Data listing
━━━

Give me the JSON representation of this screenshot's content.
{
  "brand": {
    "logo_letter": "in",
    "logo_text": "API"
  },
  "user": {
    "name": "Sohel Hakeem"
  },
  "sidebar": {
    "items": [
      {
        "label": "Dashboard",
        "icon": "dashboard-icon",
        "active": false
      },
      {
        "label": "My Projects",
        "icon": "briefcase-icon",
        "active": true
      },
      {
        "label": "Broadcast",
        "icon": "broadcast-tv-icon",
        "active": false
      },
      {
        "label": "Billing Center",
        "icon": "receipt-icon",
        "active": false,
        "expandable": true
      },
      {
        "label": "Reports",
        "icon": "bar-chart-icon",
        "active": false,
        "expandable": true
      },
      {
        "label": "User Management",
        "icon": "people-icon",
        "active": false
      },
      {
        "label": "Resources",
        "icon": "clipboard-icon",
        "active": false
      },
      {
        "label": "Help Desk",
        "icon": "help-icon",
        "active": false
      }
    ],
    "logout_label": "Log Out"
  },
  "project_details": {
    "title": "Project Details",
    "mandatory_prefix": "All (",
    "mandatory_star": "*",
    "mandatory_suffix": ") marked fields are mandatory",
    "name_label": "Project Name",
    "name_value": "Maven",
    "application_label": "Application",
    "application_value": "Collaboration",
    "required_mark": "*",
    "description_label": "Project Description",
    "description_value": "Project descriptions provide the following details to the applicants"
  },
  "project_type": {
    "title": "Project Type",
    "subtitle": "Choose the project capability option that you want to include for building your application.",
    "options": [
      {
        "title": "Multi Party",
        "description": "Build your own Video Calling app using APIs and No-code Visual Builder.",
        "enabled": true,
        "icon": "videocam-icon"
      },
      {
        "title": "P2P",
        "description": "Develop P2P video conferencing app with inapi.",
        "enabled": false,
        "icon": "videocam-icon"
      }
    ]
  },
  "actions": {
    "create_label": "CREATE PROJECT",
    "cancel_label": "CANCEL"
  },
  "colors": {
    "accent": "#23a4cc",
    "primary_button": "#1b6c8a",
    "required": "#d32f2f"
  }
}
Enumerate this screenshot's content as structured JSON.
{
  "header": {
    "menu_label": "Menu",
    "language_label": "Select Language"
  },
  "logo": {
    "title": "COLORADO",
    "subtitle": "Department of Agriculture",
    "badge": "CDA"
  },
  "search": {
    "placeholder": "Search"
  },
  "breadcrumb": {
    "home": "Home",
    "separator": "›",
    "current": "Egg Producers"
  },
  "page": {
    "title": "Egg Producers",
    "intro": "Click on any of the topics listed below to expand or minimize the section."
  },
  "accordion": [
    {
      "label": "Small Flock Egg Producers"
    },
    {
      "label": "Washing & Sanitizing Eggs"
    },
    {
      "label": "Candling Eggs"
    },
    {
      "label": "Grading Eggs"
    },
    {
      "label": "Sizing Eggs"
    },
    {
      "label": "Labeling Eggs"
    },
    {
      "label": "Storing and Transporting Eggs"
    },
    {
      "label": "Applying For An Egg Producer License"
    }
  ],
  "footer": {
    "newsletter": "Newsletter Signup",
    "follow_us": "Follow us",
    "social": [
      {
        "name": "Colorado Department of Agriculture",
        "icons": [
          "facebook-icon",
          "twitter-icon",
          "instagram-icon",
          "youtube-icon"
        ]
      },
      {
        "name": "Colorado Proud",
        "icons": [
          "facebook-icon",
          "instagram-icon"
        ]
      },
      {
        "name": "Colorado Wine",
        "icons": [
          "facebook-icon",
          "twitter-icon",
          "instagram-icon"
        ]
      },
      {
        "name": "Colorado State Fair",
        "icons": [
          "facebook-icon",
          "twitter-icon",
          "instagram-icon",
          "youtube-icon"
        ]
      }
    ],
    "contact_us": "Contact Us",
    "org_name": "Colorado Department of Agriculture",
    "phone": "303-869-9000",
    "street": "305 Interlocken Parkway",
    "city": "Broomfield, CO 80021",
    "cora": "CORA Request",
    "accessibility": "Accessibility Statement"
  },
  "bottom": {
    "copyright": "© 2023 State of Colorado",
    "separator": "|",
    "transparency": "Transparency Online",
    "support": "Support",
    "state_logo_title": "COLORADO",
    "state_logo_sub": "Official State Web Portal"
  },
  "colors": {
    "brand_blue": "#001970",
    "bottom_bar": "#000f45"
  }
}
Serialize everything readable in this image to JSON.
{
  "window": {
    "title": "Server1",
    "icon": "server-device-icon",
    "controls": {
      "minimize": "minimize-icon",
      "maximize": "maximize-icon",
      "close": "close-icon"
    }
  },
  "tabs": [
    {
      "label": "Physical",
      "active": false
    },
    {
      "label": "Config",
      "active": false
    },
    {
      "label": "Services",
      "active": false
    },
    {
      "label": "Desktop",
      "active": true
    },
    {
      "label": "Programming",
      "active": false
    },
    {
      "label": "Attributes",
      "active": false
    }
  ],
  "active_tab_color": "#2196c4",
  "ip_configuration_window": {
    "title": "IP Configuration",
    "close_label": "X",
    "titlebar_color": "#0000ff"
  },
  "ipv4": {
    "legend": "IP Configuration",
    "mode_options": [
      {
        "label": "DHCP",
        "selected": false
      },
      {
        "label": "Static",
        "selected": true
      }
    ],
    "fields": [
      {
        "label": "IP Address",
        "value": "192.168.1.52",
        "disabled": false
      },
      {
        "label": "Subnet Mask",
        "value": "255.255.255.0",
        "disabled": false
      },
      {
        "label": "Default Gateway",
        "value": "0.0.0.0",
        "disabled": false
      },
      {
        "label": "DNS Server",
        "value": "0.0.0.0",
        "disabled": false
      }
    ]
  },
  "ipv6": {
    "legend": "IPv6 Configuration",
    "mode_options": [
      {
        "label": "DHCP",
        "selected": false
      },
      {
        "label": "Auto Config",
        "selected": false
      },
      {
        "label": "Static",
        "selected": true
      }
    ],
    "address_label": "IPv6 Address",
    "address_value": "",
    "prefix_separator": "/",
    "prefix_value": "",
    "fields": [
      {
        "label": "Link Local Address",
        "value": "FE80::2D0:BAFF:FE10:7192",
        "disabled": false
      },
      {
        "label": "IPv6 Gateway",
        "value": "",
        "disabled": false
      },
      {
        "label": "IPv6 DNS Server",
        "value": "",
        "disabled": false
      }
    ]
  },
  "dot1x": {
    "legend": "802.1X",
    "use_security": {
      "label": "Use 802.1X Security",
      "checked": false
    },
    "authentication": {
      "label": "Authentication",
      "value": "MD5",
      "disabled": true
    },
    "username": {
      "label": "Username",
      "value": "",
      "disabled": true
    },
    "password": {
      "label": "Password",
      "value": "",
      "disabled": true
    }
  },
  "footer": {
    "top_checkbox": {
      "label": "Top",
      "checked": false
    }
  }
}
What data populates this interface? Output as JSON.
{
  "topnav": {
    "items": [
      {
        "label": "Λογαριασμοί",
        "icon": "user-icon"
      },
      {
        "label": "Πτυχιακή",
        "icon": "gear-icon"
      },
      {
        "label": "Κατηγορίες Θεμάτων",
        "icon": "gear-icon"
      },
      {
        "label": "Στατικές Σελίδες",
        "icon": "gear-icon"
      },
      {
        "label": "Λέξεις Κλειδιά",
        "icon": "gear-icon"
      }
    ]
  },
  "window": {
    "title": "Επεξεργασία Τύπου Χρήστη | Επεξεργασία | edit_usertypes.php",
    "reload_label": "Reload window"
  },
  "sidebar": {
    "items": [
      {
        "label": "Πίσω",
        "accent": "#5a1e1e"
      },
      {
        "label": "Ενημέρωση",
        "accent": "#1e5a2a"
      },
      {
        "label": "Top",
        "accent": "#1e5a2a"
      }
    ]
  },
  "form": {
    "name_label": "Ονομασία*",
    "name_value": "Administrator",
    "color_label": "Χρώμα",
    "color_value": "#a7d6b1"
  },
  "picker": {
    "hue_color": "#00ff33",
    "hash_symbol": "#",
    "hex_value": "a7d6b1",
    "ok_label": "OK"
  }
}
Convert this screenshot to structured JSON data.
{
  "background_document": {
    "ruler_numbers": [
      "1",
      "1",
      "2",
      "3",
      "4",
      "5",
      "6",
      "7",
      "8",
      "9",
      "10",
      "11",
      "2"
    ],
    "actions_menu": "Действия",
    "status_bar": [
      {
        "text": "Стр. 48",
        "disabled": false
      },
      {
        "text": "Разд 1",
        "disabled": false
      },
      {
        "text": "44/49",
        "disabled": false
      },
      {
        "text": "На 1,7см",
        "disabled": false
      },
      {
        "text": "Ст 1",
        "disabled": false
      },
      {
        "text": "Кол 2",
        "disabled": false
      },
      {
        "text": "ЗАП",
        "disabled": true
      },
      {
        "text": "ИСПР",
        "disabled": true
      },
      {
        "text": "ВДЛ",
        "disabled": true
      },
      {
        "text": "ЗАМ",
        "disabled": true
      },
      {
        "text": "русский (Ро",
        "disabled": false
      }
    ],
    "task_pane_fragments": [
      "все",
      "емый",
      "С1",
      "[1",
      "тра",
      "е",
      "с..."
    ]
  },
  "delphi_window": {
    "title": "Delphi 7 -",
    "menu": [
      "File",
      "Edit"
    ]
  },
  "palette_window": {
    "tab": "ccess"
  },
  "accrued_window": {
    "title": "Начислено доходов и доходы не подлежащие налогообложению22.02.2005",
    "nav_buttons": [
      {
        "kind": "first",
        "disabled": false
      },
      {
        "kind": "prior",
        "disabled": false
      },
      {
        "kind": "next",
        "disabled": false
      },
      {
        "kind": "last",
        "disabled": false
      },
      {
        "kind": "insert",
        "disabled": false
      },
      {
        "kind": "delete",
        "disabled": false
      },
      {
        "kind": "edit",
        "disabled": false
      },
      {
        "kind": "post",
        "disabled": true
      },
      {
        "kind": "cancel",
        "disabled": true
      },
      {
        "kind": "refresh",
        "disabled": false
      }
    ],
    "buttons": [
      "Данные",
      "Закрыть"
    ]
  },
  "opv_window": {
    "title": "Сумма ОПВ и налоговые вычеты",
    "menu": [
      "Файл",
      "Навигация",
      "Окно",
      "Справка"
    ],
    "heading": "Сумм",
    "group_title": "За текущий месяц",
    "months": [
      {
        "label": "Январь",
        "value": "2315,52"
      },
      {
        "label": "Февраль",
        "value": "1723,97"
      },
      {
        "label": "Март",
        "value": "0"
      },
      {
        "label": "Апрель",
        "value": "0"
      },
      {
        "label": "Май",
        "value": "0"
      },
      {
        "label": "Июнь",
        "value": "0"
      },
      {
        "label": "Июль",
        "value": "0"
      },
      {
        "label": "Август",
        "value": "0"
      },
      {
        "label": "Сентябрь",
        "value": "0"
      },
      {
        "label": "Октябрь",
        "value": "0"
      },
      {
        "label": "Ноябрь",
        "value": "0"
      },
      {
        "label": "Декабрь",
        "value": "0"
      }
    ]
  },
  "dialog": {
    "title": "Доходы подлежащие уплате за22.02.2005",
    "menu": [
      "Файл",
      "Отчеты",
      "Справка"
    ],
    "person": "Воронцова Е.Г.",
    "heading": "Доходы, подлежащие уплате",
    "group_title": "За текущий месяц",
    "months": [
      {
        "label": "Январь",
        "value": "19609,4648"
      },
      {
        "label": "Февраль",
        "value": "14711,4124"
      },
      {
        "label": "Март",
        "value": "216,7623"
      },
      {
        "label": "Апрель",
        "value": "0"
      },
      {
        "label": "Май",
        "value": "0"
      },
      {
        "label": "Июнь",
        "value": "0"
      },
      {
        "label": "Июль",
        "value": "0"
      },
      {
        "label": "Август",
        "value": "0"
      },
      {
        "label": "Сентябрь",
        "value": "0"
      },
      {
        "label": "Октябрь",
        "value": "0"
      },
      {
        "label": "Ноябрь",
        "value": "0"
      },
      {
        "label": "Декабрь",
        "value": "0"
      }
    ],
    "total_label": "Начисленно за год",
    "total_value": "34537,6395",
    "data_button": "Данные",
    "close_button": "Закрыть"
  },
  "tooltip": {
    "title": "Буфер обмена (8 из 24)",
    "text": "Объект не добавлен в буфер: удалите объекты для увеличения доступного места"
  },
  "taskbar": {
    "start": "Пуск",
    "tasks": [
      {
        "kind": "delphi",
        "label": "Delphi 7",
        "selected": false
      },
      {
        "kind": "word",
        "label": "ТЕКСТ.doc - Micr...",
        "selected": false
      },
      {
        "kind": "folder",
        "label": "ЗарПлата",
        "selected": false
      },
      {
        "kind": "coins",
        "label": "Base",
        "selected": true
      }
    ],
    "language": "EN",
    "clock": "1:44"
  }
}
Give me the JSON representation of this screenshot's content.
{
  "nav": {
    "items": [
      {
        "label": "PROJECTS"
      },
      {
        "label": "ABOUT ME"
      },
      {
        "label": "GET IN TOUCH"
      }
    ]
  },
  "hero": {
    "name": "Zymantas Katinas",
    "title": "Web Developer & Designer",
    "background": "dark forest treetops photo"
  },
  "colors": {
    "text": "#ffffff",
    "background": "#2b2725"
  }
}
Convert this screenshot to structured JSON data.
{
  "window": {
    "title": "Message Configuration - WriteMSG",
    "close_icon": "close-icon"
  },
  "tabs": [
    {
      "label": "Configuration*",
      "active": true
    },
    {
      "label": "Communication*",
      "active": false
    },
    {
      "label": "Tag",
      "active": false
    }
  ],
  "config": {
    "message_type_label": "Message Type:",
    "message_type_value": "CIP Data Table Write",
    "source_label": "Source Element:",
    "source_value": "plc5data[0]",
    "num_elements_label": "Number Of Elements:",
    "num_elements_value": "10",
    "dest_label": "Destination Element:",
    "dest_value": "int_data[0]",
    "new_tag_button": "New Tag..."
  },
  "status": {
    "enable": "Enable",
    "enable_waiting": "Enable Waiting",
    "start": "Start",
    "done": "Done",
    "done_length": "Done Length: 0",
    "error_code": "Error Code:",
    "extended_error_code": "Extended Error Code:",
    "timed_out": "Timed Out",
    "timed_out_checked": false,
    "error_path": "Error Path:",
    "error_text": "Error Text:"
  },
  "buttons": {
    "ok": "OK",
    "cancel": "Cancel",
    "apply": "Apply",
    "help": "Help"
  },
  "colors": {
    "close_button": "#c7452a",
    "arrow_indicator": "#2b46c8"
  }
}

━━━

Task description:
Extract from the data every line where "Eggs" shows up.

Solution to this task:
      "label": "Washing & Sanitizing Eggs"
      "label": "Candling Eggs"
      "label": "Grading Eggs"
      "label": "Sizing Eggs"
      "label": "Labeling Eggs"
      "label": "Storing and Transporting Eggs"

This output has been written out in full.